**Extracted information:**
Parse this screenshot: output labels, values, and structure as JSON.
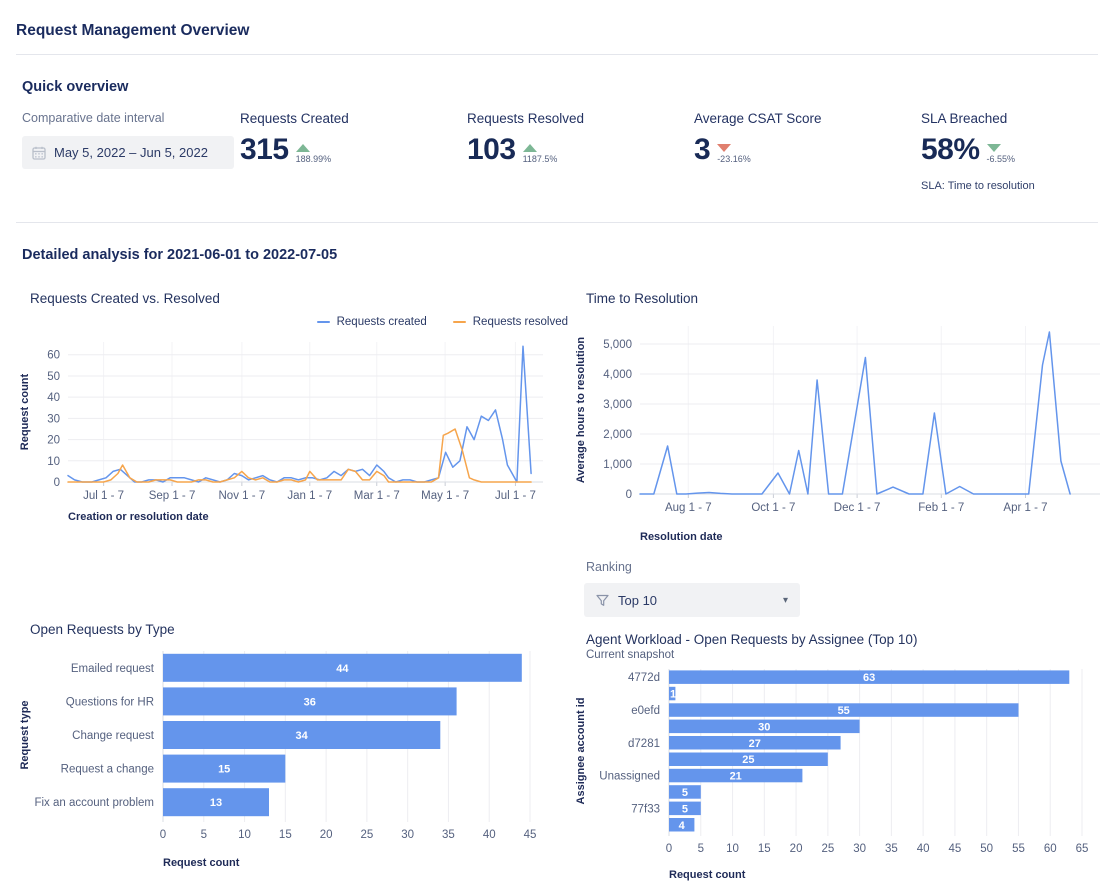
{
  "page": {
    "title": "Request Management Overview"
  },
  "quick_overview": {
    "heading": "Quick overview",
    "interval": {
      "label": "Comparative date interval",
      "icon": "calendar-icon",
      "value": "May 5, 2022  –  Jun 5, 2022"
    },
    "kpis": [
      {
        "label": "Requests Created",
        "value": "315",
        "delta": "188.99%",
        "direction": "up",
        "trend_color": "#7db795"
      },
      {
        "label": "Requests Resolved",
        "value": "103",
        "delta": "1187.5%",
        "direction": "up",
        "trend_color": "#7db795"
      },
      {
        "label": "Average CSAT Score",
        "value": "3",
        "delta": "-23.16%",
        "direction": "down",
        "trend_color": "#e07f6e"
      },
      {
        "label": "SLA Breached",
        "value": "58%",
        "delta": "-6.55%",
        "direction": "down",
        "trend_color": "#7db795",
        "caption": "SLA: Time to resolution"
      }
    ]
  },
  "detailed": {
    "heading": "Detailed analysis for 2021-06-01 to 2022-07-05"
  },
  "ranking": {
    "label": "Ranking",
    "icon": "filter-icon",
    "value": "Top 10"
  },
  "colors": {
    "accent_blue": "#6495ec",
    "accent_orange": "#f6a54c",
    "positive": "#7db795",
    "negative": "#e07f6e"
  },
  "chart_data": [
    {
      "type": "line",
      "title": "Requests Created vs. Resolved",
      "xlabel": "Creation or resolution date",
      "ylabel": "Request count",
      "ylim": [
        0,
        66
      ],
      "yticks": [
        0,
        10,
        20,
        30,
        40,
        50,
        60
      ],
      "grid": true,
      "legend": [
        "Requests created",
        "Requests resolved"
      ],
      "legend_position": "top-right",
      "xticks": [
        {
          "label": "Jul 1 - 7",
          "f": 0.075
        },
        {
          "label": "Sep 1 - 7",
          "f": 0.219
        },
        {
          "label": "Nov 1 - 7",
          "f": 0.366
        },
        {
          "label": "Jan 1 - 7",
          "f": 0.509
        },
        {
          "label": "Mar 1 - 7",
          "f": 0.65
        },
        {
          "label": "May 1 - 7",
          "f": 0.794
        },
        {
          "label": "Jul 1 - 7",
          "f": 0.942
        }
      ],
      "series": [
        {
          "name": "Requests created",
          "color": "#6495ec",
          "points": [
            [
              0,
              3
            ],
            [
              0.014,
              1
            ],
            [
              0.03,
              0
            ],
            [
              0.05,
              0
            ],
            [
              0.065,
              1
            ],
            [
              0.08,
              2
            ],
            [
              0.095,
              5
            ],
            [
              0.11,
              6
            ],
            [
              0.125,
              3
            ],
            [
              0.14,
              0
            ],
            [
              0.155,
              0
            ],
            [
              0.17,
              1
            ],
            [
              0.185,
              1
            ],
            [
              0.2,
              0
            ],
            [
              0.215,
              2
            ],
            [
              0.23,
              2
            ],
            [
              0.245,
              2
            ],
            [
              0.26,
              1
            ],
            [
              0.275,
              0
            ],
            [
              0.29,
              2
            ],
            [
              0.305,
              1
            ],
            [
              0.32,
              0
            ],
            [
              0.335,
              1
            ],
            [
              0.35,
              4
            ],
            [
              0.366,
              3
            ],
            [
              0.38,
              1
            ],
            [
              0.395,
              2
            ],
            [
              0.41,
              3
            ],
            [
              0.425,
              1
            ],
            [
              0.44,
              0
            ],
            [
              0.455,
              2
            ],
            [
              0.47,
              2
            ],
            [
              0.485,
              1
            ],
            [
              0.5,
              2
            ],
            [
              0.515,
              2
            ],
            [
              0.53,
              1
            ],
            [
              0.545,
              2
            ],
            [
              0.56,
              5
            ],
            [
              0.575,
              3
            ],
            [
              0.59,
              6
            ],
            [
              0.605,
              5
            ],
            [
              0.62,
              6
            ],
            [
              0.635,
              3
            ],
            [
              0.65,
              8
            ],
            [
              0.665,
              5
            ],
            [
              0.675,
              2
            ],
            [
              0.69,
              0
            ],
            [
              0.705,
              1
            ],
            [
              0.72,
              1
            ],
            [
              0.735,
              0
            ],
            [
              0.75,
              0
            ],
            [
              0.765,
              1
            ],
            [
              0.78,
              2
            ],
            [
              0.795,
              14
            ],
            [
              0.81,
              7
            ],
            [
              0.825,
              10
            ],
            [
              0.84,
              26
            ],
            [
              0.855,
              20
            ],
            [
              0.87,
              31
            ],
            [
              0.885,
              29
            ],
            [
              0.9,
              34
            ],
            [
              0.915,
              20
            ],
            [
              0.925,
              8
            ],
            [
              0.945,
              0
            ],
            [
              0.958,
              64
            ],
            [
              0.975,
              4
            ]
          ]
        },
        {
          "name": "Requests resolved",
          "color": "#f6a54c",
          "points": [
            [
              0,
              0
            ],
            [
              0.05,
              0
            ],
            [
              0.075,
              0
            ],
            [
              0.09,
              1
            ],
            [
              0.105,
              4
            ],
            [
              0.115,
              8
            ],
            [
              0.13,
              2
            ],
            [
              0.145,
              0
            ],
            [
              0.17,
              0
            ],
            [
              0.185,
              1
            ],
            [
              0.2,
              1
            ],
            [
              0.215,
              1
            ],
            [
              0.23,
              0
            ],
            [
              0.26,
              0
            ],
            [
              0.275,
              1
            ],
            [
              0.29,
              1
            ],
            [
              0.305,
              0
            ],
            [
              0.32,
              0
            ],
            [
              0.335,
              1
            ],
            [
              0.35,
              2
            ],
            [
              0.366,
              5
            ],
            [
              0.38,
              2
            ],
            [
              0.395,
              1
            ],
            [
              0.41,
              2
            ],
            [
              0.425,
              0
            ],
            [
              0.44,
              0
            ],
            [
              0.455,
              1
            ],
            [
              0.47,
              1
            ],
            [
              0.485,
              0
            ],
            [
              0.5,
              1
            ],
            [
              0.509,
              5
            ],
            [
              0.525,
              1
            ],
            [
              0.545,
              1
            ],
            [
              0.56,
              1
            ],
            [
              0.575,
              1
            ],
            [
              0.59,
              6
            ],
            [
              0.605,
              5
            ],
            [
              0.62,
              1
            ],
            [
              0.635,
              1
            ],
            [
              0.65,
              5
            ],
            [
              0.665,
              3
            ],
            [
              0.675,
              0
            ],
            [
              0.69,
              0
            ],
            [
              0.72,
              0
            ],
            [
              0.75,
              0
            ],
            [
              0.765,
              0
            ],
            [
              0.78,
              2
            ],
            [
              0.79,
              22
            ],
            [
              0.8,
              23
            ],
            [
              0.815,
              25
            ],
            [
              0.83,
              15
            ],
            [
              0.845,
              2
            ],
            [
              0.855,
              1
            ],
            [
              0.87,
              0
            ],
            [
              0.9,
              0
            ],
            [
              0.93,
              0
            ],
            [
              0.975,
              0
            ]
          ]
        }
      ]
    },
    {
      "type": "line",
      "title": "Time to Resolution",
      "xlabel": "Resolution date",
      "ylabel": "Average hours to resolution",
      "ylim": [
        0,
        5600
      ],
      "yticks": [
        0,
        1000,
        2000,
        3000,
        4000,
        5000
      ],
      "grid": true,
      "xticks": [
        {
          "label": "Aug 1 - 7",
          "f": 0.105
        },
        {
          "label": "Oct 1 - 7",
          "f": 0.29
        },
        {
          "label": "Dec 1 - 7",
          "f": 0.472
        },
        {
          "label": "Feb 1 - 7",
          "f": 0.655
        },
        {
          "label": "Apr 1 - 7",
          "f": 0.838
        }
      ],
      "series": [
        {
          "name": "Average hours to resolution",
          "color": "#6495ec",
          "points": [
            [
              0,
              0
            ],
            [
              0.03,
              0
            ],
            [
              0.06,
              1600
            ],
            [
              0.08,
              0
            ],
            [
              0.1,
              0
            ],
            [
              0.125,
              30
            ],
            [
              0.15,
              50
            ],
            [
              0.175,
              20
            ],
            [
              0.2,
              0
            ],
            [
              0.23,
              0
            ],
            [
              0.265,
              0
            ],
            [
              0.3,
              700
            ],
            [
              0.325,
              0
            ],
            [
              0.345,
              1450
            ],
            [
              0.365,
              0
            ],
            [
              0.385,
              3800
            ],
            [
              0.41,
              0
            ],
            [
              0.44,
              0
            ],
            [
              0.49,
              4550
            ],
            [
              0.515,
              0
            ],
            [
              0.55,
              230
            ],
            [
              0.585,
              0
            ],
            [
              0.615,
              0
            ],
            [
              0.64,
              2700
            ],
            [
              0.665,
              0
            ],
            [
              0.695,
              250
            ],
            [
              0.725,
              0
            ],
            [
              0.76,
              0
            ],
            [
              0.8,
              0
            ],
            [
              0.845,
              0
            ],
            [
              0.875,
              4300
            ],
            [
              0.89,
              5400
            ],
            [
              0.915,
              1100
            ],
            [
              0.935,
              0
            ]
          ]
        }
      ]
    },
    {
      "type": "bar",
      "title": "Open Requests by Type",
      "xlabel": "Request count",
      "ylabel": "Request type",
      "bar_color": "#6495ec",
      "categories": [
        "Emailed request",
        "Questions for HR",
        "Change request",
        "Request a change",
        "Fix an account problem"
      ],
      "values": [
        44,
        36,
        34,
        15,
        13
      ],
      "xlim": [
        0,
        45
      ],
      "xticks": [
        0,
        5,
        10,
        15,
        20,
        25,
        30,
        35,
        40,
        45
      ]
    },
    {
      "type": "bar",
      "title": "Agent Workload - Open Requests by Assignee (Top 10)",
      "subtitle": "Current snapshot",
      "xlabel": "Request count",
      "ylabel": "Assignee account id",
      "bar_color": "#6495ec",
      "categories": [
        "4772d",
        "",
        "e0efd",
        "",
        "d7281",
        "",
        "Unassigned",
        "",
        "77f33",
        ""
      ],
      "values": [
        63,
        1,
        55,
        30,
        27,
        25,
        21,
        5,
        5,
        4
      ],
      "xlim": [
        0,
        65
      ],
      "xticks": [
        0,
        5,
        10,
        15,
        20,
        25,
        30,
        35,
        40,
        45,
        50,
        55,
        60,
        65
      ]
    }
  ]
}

**The task:** Go through the preceding material and copy each line that has the word "Average".

**Finished task:**
        "label": "Average CSAT Score",
      "ylabel": "Average hours to resolution",
          "name": "Average hours to resolution",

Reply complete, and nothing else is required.